• Problem statement:
Return all lines with the word "House" in them.

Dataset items
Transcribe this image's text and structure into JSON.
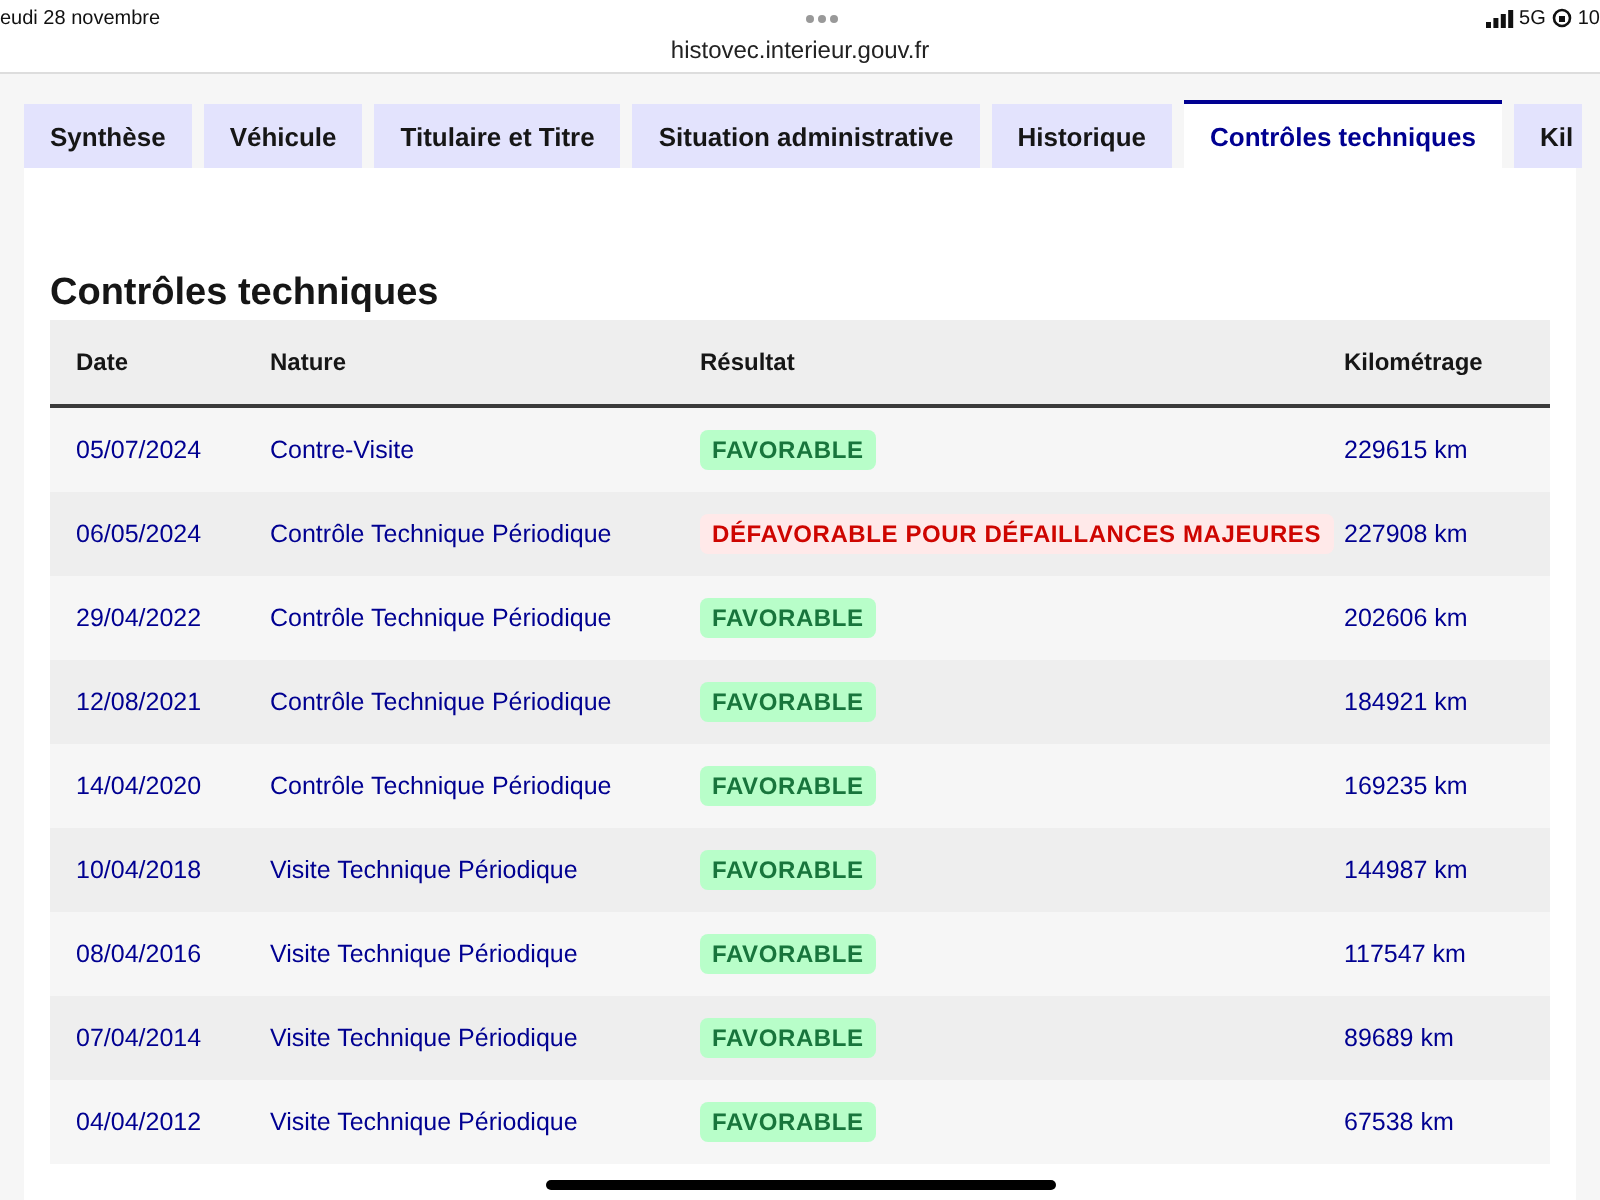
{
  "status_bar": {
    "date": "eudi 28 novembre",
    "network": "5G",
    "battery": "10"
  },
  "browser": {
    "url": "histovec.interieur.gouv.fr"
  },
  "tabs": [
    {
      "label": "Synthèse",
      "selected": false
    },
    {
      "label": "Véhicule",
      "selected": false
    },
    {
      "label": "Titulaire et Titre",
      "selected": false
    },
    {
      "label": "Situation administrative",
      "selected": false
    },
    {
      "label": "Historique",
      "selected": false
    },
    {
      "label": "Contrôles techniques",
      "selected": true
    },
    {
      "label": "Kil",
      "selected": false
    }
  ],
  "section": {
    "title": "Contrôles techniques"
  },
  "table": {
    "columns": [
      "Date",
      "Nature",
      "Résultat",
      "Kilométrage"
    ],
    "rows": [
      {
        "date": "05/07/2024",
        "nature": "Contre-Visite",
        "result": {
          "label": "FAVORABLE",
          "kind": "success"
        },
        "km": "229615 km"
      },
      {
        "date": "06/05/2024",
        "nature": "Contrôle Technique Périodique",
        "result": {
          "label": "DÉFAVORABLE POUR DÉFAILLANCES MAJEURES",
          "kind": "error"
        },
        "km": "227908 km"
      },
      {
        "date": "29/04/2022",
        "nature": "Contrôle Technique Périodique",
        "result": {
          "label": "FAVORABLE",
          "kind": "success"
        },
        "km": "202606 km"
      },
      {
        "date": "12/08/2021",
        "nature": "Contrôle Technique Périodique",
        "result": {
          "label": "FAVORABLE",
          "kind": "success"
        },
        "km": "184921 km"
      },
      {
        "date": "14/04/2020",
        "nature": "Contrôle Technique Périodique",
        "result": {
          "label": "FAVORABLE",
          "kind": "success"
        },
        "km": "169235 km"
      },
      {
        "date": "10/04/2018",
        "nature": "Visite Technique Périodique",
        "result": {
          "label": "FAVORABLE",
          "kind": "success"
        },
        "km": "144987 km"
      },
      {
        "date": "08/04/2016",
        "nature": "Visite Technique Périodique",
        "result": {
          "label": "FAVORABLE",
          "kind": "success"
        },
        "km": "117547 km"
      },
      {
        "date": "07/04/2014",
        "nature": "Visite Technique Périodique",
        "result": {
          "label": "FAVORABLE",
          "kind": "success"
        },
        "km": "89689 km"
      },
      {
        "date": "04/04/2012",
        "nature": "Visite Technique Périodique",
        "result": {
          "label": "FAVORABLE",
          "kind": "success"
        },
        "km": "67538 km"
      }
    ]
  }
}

---

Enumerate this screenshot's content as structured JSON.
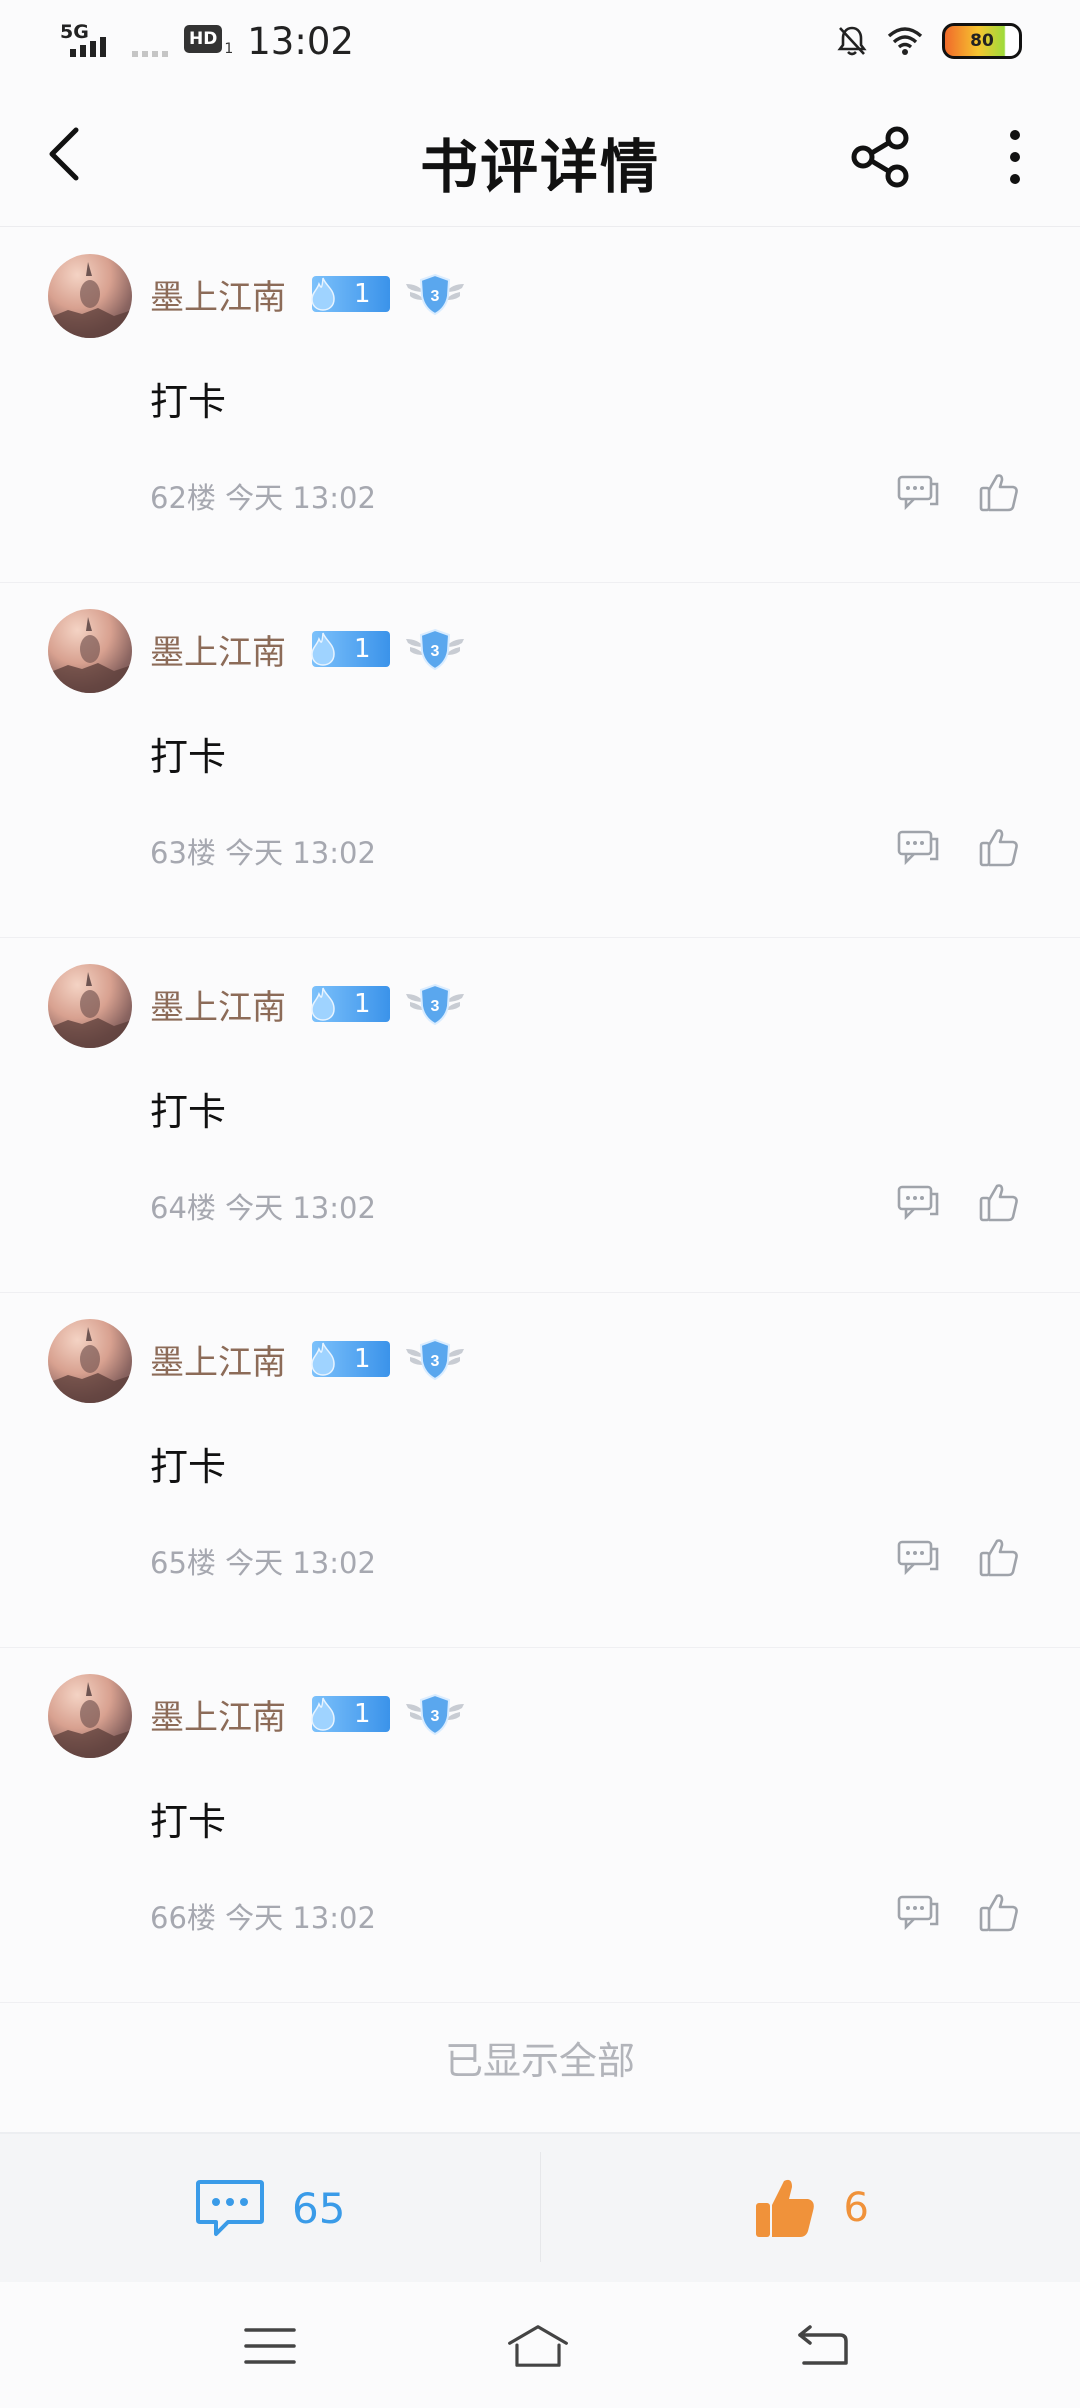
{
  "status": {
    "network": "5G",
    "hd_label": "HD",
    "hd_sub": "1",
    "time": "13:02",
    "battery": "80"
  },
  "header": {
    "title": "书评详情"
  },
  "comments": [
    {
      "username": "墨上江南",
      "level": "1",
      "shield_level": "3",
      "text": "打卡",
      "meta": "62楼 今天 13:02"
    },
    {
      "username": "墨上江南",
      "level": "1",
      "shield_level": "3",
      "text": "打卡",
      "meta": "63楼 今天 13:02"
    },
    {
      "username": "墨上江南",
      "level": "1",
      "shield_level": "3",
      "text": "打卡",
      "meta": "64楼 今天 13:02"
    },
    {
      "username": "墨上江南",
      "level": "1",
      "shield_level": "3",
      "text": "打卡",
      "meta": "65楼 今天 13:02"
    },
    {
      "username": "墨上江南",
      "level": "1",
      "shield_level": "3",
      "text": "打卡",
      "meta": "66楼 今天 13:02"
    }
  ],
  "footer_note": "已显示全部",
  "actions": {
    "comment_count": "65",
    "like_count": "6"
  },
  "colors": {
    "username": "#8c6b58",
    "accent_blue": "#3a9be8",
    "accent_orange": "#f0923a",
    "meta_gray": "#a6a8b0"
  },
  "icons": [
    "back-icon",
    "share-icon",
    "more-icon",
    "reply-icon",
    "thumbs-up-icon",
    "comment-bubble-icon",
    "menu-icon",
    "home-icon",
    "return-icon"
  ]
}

...

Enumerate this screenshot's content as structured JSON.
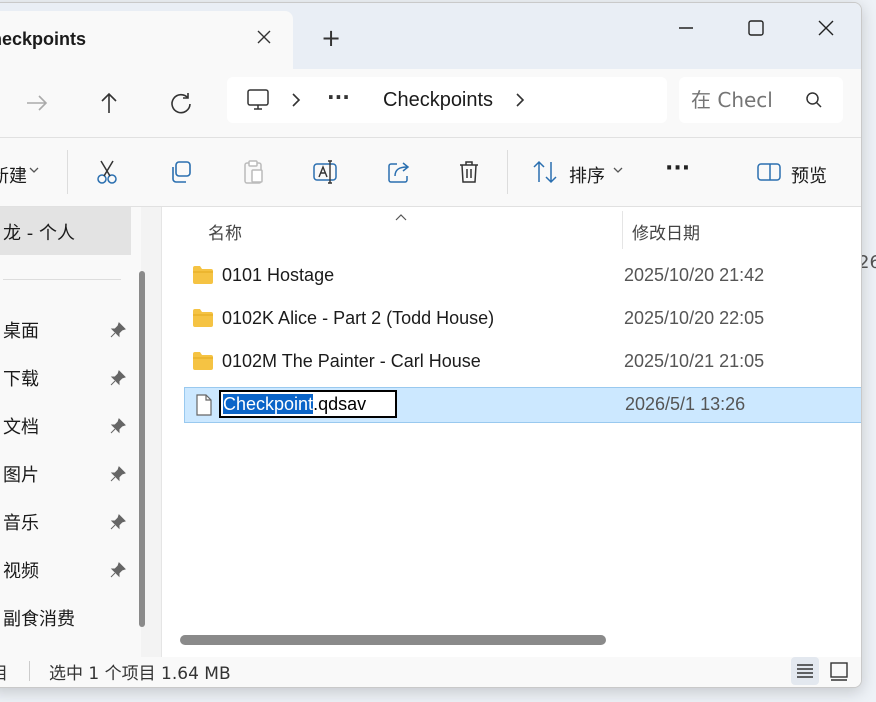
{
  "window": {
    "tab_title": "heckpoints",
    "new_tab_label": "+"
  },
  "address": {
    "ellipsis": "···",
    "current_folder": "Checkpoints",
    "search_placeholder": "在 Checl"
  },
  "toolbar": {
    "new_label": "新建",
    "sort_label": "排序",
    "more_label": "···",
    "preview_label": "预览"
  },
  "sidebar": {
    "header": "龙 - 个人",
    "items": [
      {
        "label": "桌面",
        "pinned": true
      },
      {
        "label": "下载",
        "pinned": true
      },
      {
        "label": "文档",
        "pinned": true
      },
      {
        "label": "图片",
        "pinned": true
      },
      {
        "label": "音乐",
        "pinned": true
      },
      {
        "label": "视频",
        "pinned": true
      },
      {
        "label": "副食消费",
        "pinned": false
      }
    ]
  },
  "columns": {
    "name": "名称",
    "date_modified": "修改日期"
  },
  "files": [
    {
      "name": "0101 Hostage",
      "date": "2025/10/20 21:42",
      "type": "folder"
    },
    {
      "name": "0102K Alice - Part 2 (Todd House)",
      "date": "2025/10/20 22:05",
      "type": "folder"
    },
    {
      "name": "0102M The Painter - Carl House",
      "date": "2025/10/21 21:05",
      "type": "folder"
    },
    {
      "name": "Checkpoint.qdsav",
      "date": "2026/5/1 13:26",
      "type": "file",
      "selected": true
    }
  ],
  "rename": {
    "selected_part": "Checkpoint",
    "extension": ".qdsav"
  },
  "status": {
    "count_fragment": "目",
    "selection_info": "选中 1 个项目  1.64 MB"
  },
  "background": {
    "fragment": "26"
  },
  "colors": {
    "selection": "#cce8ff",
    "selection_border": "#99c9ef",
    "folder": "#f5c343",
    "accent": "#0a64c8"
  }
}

• Solution for this problem:
      "name": "0102K Alice - Part 2 (Todd House)",
      "name": "0102M The Painter - Carl House",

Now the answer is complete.